• Problem requirements
Write the material out again exactly.

• • • • •

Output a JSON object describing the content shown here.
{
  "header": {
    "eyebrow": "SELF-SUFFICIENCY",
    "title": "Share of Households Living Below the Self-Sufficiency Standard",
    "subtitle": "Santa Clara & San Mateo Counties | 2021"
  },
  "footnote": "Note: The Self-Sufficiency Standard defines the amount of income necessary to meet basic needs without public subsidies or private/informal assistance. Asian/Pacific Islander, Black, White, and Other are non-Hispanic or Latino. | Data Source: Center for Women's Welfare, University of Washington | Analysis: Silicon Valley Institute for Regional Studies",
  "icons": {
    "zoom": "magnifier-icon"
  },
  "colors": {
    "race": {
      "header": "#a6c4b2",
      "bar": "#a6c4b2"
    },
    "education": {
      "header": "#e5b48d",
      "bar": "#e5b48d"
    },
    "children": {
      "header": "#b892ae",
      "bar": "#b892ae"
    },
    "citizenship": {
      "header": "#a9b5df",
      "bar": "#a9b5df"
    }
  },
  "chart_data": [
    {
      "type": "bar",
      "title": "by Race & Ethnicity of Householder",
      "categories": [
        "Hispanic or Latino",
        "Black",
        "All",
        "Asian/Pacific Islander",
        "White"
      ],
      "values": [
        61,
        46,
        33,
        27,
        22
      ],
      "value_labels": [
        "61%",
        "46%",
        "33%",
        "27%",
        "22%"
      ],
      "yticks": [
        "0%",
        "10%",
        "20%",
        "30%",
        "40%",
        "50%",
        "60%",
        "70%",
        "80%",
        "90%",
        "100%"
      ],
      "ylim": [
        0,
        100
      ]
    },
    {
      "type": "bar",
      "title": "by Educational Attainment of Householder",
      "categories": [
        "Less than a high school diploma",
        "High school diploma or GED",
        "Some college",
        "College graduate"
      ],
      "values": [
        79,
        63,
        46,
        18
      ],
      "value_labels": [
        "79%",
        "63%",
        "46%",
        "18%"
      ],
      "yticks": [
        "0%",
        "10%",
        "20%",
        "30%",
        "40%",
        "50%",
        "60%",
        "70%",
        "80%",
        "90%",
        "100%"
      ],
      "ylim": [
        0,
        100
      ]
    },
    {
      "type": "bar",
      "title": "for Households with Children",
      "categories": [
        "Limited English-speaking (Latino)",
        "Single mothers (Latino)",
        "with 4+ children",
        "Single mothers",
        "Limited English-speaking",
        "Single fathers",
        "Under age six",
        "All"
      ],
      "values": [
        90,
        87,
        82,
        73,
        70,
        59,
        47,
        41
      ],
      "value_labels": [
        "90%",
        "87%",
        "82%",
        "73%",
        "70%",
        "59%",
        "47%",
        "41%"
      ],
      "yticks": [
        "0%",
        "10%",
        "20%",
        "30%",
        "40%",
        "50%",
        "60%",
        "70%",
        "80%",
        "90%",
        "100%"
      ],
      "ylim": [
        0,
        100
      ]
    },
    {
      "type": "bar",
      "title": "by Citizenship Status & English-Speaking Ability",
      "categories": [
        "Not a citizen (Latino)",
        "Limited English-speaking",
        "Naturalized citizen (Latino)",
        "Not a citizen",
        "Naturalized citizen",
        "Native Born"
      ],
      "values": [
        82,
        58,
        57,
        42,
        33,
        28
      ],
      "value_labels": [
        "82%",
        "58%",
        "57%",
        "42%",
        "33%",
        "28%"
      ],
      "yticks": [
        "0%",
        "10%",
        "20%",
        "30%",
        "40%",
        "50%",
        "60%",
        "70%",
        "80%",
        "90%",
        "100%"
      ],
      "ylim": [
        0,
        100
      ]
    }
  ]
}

• • • • •

• Solution to the problem
Output a JSON object describing the content shown here.
{
  "header": {
    "eyebrow": "SELF-SUFFICIENCY",
    "title": "Share of Households Living Below the Self-Sufficiency Standard",
    "subtitle": "Santa Clara & San Mateo Counties | 2021"
  },
  "footnote": "Note: The Self-Sufficiency Standard defines the amount of income necessary to meet basic needs without public subsidies or private/informal assistance. Asian/Pacific Islander, Black, White, and Other are non-Hispanic or Latino. | Data Source: Center for Women's Welfare, University of Washington | Analysis: Silicon Valley Institute for Regional Studies",
  "icons": {
    "zoom": "magnifier-icon"
  },
  "colors": {
    "race": {
      "header": "#a6c4b2",
      "bar": "#a6c4b2"
    },
    "education": {
      "header": "#e5b48d",
      "bar": "#e5b48d"
    },
    "children": {
      "header": "#b892ae",
      "bar": "#b892ae"
    },
    "citizenship": {
      "header": "#a9b5df",
      "bar": "#a9b5df"
    }
  },
  "chart_data": [
    {
      "type": "bar",
      "title": "by Race & Ethnicity of Householder",
      "categories": [
        "Hispanic or Latino",
        "Black",
        "All",
        "Asian/Pacific Islander",
        "White"
      ],
      "values": [
        61,
        46,
        33,
        27,
        22
      ],
      "value_labels": [
        "61%",
        "46%",
        "33%",
        "27%",
        "22%"
      ],
      "yticks": [
        "0%",
        "10%",
        "20%",
        "30%",
        "40%",
        "50%",
        "60%",
        "70%",
        "80%",
        "90%",
        "100%"
      ],
      "ylim": [
        0,
        100
      ]
    },
    {
      "type": "bar",
      "title": "by Educational Attainment of Householder",
      "categories": [
        "Less than a high school diploma",
        "High school diploma or GED",
        "Some college",
        "College graduate"
      ],
      "values": [
        79,
        63,
        46,
        18
      ],
      "value_labels": [
        "79%",
        "63%",
        "46%",
        "18%"
      ],
      "yticks": [
        "0%",
        "10%",
        "20%",
        "30%",
        "40%",
        "50%",
        "60%",
        "70%",
        "80%",
        "90%",
        "100%"
      ],
      "ylim": [
        0,
        100
      ]
    },
    {
      "type": "bar",
      "title": "for Households with Children",
      "categories": [
        "Limited English-speaking (Latino)",
        "Single mothers (Latino)",
        "with 4+ children",
        "Single mothers",
        "Limited English-speaking",
        "Single fathers",
        "Under age six",
        "All"
      ],
      "values": [
        90,
        87,
        82,
        73,
        70,
        59,
        47,
        41
      ],
      "value_labels": [
        "90%",
        "87%",
        "82%",
        "73%",
        "70%",
        "59%",
        "47%",
        "41%"
      ],
      "yticks": [
        "0%",
        "10%",
        "20%",
        "30%",
        "40%",
        "50%",
        "60%",
        "70%",
        "80%",
        "90%",
        "100%"
      ],
      "ylim": [
        0,
        100
      ]
    },
    {
      "type": "bar",
      "title": "by Citizenship Status & English-Speaking Ability",
      "categories": [
        "Not a citizen (Latino)",
        "Limited English-speaking",
        "Naturalized citizen (Latino)",
        "Not a citizen",
        "Naturalized citizen",
        "Native Born"
      ],
      "values": [
        82,
        58,
        57,
        42,
        33,
        28
      ],
      "value_labels": [
        "82%",
        "58%",
        "57%",
        "42%",
        "33%",
        "28%"
      ],
      "yticks": [
        "0%",
        "10%",
        "20%",
        "30%",
        "40%",
        "50%",
        "60%",
        "70%",
        "80%",
        "90%",
        "100%"
      ],
      "ylim": [
        0,
        100
      ]
    }
  ]
}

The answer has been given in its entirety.